### [Exercise objective]
Output every line of the records below as a JSON list of strings, with one string per line and blank lines omitted. Leave the pictures out of the list.

** START Supplied material **

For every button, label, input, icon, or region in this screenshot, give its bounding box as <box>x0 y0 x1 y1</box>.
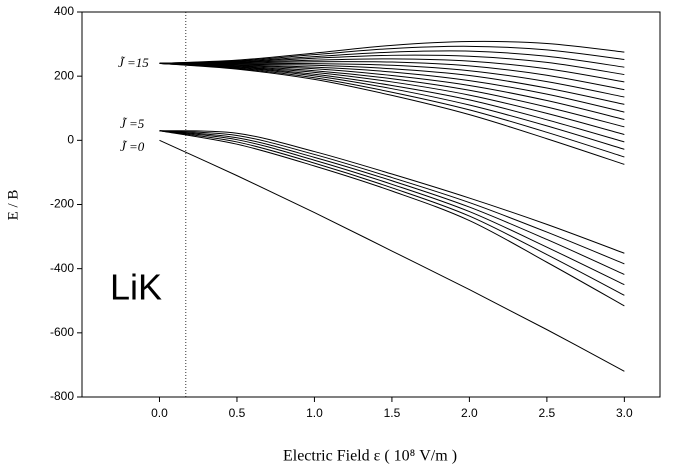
y-axis-label: E / B <box>5 190 21 221</box>
curve <box>159 139 625 372</box>
curve <box>159 130 625 307</box>
x-tick-label: 0.5 <box>229 406 246 420</box>
x-tick-label: 2.0 <box>461 406 478 420</box>
curve <box>159 62 625 113</box>
curve <box>159 130 625 296</box>
curve <box>159 58 625 83</box>
curve <box>159 62 625 136</box>
molecule-label: LiK <box>110 267 162 308</box>
curve <box>159 130 625 254</box>
y-tick-label: 400 <box>54 4 74 18</box>
curve <box>159 45 625 64</box>
curve <box>159 62 625 143</box>
y-tick-label: -600 <box>50 325 74 339</box>
curve <box>159 62 625 165</box>
curve <box>159 130 625 265</box>
y-tick-label: 0 <box>67 133 74 147</box>
plot-frame <box>81 11 661 398</box>
curve <box>159 40 625 64</box>
level-label: J̃ =5 <box>120 116 145 131</box>
x-axis-label: Electric Field ε ( 10⁸ V/m ) <box>283 448 457 465</box>
x-tick-label: 1.0 <box>306 406 323 420</box>
curve <box>159 50 625 68</box>
x-tick-label: 2.5 <box>539 406 556 420</box>
curve <box>159 62 625 120</box>
x-tick-label: 0.0 <box>151 406 168 420</box>
curve <box>159 62 625 158</box>
curve <box>159 62 625 105</box>
y-tick-label: -200 <box>50 197 74 211</box>
x-tick-label: 1.5 <box>384 406 401 420</box>
curve <box>159 62 625 128</box>
curve <box>159 130 625 275</box>
curve <box>159 62 625 150</box>
level-label: J̃ =15 <box>118 55 149 70</box>
curve <box>159 61 625 91</box>
curve <box>159 62 625 98</box>
x-tick-label: 3.0 <box>616 406 633 420</box>
level-label: J̃ =0 <box>120 139 145 154</box>
y-tick-label: 200 <box>54 68 74 82</box>
y-tick-label: -400 <box>50 261 74 275</box>
y-tick-label: -800 <box>50 389 74 403</box>
curve <box>159 130 625 286</box>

** END Supplied material **

### [Solution to this exercise]
[
  "For every button, label, input, icon, or region in this screenshot, give its bounding box as <box>x0 y0 x1 y1</box>.",
  "y-axis-label: E / B <box>5 190 21 221</box>",
  "curve <box>159 139 625 372</box>",
  "curve <box>159 130 625 307</box>",
  "x-tick-label: 0.5 <box>229 406 246 420</box>",
  "x-tick-label: 2.0 <box>461 406 478 420</box>",
  "curve <box>159 62 625 113</box>",
  "curve <box>159 130 625 296</box>",
  "curve <box>159 58 625 83</box>",
  "curve <box>159 62 625 136</box>",
  "molecule-label: LiK <box>110 267 162 308</box>",
  "curve <box>159 130 625 254</box>",
  "y-tick-label: 400 <box>54 4 74 18</box>",
  "curve <box>159 45 625 64</box>",
  "curve <box>159 62 625 143</box>",
  "y-tick-label: -600 <box>50 325 74 339</box>",
  "curve <box>159 62 625 165</box>",
  "curve <box>159 130 625 265</box>",
  "y-tick-label: 0 <box>67 133 74 147</box>",
  "plot-frame <box>81 11 661 398</box>",
  "curve <box>159 40 625 64</box>",
  "level-label: J̃ =5 <box>120 116 145 131</box>",
  "x-axis-label: Electric Field ε ( 10⁸ V/m ) <box>283 448 457 465</box>",
  "x-tick-label: 1.0 <box>306 406 323 420</box>",
  "curve <box>159 50 625 68</box>",
  "x-tick-label: 2.5 <box>539 406 556 420</box>",
  "curve <box>159 62 625 120</box>",
  "x-tick-label: 0.0 <box>151 406 168 420</box>",
  "curve <box>159 62 625 158</box>",
  "curve <box>159 62 625 105</box>",
  "y-tick-label: -200 <box>50 197 74 211</box>",
  "x-tick-label: 1.5 <box>384 406 401 420</box>",
  "curve <box>159 62 625 128</box>",
  "curve <box>159 130 625 275</box>",
  "curve <box>159 62 625 150</box>",
  "level-label: J̃ =15 <box>118 55 149 70</box>",
  "curve <box>159 61 625 91</box>",
  "curve <box>159 62 625 98</box>",
  "x-tick-label: 3.0 <box>616 406 633 420</box>",
  "level-label: J̃ =0 <box>120 139 145 154</box>",
  "y-tick-label: 200 <box>54 68 74 82</box>",
  "y-tick-label: -400 <box>50 261 74 275</box>",
  "y-tick-label: -800 <box>50 389 74 403</box>",
  "curve <box>159 130 625 286</box>"
]